**What to produce**
Return every one of the records below, line for line and without any change.

# START OF Supplied data

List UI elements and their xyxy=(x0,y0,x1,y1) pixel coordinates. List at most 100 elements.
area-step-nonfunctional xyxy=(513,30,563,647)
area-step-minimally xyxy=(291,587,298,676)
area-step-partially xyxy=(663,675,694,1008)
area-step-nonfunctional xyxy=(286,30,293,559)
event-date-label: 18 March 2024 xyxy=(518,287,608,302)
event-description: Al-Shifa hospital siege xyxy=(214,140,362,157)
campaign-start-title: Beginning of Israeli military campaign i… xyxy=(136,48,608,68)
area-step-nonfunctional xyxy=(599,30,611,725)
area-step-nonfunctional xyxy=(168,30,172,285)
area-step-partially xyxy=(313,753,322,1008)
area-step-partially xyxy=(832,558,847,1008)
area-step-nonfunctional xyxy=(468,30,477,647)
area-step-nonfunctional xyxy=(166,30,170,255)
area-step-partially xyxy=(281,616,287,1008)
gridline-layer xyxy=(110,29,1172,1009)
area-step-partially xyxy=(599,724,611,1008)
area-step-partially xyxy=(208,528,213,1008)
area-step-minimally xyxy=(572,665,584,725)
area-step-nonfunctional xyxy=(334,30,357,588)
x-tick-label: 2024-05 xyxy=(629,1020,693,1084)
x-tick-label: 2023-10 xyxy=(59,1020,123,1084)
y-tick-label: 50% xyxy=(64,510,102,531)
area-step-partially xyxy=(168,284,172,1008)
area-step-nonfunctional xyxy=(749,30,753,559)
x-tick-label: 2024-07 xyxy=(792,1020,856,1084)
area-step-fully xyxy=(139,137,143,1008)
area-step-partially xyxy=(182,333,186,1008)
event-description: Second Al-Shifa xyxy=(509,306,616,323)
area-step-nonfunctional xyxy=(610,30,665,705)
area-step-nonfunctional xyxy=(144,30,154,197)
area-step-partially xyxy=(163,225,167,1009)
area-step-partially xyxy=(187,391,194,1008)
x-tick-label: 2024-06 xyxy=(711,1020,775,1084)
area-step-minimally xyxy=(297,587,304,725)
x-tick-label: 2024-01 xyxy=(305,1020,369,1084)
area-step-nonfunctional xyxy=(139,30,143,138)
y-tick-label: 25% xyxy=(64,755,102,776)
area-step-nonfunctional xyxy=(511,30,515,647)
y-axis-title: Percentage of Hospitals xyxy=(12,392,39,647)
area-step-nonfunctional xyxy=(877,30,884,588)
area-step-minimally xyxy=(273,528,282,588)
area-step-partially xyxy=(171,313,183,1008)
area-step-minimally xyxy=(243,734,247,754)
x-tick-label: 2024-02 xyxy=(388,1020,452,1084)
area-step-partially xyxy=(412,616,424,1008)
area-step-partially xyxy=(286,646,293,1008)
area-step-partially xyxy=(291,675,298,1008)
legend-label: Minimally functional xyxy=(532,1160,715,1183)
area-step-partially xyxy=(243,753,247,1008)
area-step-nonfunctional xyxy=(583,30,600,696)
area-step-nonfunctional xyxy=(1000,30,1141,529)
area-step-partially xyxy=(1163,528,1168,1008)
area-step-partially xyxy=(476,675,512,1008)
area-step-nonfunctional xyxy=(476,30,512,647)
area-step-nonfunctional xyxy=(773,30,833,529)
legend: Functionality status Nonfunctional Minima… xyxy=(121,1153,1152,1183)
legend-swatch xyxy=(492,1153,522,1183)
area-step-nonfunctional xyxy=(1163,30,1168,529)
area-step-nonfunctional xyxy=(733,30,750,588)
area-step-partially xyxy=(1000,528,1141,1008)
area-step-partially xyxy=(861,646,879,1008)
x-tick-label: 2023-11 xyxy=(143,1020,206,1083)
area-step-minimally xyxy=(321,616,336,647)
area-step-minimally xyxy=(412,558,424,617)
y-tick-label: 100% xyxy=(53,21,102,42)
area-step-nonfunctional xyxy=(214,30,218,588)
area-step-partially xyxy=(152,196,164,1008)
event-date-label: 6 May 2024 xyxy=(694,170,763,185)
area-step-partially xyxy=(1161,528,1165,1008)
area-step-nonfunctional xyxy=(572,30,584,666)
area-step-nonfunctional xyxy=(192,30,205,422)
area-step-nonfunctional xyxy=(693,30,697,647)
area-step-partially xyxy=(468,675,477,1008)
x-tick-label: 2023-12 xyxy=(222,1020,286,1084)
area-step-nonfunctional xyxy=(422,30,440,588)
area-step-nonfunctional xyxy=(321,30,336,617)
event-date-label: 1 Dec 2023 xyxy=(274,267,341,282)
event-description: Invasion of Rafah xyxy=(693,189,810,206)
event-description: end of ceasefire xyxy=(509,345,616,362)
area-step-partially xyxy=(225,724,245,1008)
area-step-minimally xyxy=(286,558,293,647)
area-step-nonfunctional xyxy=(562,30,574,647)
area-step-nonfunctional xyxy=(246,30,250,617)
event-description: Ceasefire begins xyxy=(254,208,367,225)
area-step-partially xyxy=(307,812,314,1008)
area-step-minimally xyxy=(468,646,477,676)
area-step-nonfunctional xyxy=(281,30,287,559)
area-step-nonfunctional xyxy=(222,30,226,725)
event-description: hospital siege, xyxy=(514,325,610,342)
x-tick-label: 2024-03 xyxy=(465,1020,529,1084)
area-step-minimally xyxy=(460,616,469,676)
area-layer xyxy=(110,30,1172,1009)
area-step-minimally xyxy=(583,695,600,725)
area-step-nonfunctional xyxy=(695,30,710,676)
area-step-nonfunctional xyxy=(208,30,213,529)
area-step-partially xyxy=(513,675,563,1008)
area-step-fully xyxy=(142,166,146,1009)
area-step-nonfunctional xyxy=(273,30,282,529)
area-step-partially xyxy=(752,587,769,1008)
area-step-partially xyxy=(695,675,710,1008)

# END OF Supplied data

**Answer to this exercise**
List UI elements and their xyxy=(x0,y0,x1,y1) pixel coordinates. List at most 100 elements.
area-step-nonfunctional xyxy=(513,30,563,647)
area-step-minimally xyxy=(291,587,298,676)
area-step-partially xyxy=(663,675,694,1008)
area-step-nonfunctional xyxy=(286,30,293,559)
event-date-label: 18 March 2024 xyxy=(518,287,608,302)
event-description: Al-Shifa hospital siege xyxy=(214,140,362,157)
campaign-start-title: Beginning of Israeli military campaign i… xyxy=(136,48,608,68)
area-step-nonfunctional xyxy=(599,30,611,725)
area-step-nonfunctional xyxy=(168,30,172,285)
area-step-partially xyxy=(313,753,322,1008)
area-step-partially xyxy=(832,558,847,1008)
area-step-nonfunctional xyxy=(468,30,477,647)
area-step-nonfunctional xyxy=(166,30,170,255)
area-step-partially xyxy=(281,616,287,1008)
gridline-layer xyxy=(110,29,1172,1009)
area-step-partially xyxy=(599,724,611,1008)
area-step-partially xyxy=(208,528,213,1008)
area-step-minimally xyxy=(572,665,584,725)
area-step-nonfunctional xyxy=(334,30,357,588)
x-tick-label: 2024-05 xyxy=(629,1020,693,1084)
x-tick-label: 2023-10 xyxy=(59,1020,123,1084)
y-tick-label: 50% xyxy=(64,510,102,531)
area-step-partially xyxy=(168,284,172,1008)
area-step-nonfunctional xyxy=(749,30,753,559)
x-tick-label: 2024-07 xyxy=(792,1020,856,1084)
area-step-fully xyxy=(139,137,143,1008)
area-step-partially xyxy=(182,333,186,1008)
event-description: Second Al-Shifa xyxy=(509,306,616,323)
area-step-nonfunctional xyxy=(610,30,665,705)
area-step-nonfunctional xyxy=(144,30,154,197)
area-step-partially xyxy=(163,225,167,1009)
area-step-partially xyxy=(187,391,194,1008)
x-tick-label: 2024-06 xyxy=(711,1020,775,1084)
area-step-minimally xyxy=(297,587,304,725)
x-tick-label: 2024-01 xyxy=(305,1020,369,1084)
area-step-nonfunctional xyxy=(139,30,143,138)
y-tick-label: 25% xyxy=(64,755,102,776)
area-step-nonfunctional xyxy=(511,30,515,647)
y-axis-title: Percentage of Hospitals xyxy=(12,392,39,647)
area-step-nonfunctional xyxy=(877,30,884,588)
area-step-minimally xyxy=(273,528,282,588)
area-step-partially xyxy=(171,313,183,1008)
area-step-minimally xyxy=(243,734,247,754)
x-tick-label: 2024-02 xyxy=(388,1020,452,1084)
area-step-partially xyxy=(412,616,424,1008)
area-step-partially xyxy=(286,646,293,1008)
area-step-partially xyxy=(291,675,298,1008)
legend-label: Minimally functional xyxy=(532,1160,715,1183)
area-step-partially xyxy=(243,753,247,1008)
area-step-nonfunctional xyxy=(583,30,600,696)
area-step-nonfunctional xyxy=(1000,30,1141,529)
area-step-partially xyxy=(1163,528,1168,1008)
area-step-partially xyxy=(476,675,512,1008)
area-step-nonfunctional xyxy=(476,30,512,647)
area-step-nonfunctional xyxy=(773,30,833,529)
legend: Functionality status Nonfunctional Minima… xyxy=(121,1153,1152,1183)
legend-swatch xyxy=(492,1153,522,1183)
area-step-nonfunctional xyxy=(1163,30,1168,529)
area-step-nonfunctional xyxy=(733,30,750,588)
area-step-partially xyxy=(1000,528,1141,1008)
area-step-partially xyxy=(861,646,879,1008)
x-tick-label: 2023-11 xyxy=(143,1020,206,1083)
area-step-minimally xyxy=(321,616,336,647)
area-step-minimally xyxy=(412,558,424,617)
y-tick-label: 100% xyxy=(53,21,102,42)
area-step-nonfunctional xyxy=(214,30,218,588)
area-step-partially xyxy=(152,196,164,1008)
event-date-label: 6 May 2024 xyxy=(694,170,763,185)
area-step-partially xyxy=(1161,528,1165,1008)
area-step-nonfunctional xyxy=(572,30,584,666)
area-step-nonfunctional xyxy=(192,30,205,422)
area-step-nonfunctional xyxy=(693,30,697,647)
area-step-partially xyxy=(468,675,477,1008)
x-tick-label: 2023-12 xyxy=(222,1020,286,1084)
area-step-nonfunctional xyxy=(422,30,440,588)
area-step-nonfunctional xyxy=(321,30,336,617)
event-date-label: 1 Dec 2023 xyxy=(274,267,341,282)
event-description: Invasion of Rafah xyxy=(693,189,810,206)
event-description: end of ceasefire xyxy=(509,345,616,362)
area-step-partially xyxy=(225,724,245,1008)
area-step-minimally xyxy=(286,558,293,647)
area-step-nonfunctional xyxy=(562,30,574,647)
area-step-nonfunctional xyxy=(246,30,250,617)
event-description: Ceasefire begins xyxy=(254,208,367,225)
area-step-partially xyxy=(307,812,314,1008)
area-step-minimally xyxy=(468,646,477,676)
area-step-nonfunctional xyxy=(281,30,287,559)
area-step-nonfunctional xyxy=(222,30,226,725)
event-description: hospital siege, xyxy=(514,325,610,342)
x-tick-label: 2024-03 xyxy=(465,1020,529,1084)
area-step-minimally xyxy=(460,616,469,676)
area-layer xyxy=(110,30,1172,1009)
area-step-minimally xyxy=(583,695,600,725)
area-step-nonfunctional xyxy=(695,30,710,676)
area-step-nonfunctional xyxy=(208,30,213,529)
area-step-partially xyxy=(513,675,563,1008)
area-step-fully xyxy=(142,166,146,1009)
area-step-nonfunctional xyxy=(273,30,282,529)
area-step-partially xyxy=(752,587,769,1008)
area-step-partially xyxy=(695,675,710,1008)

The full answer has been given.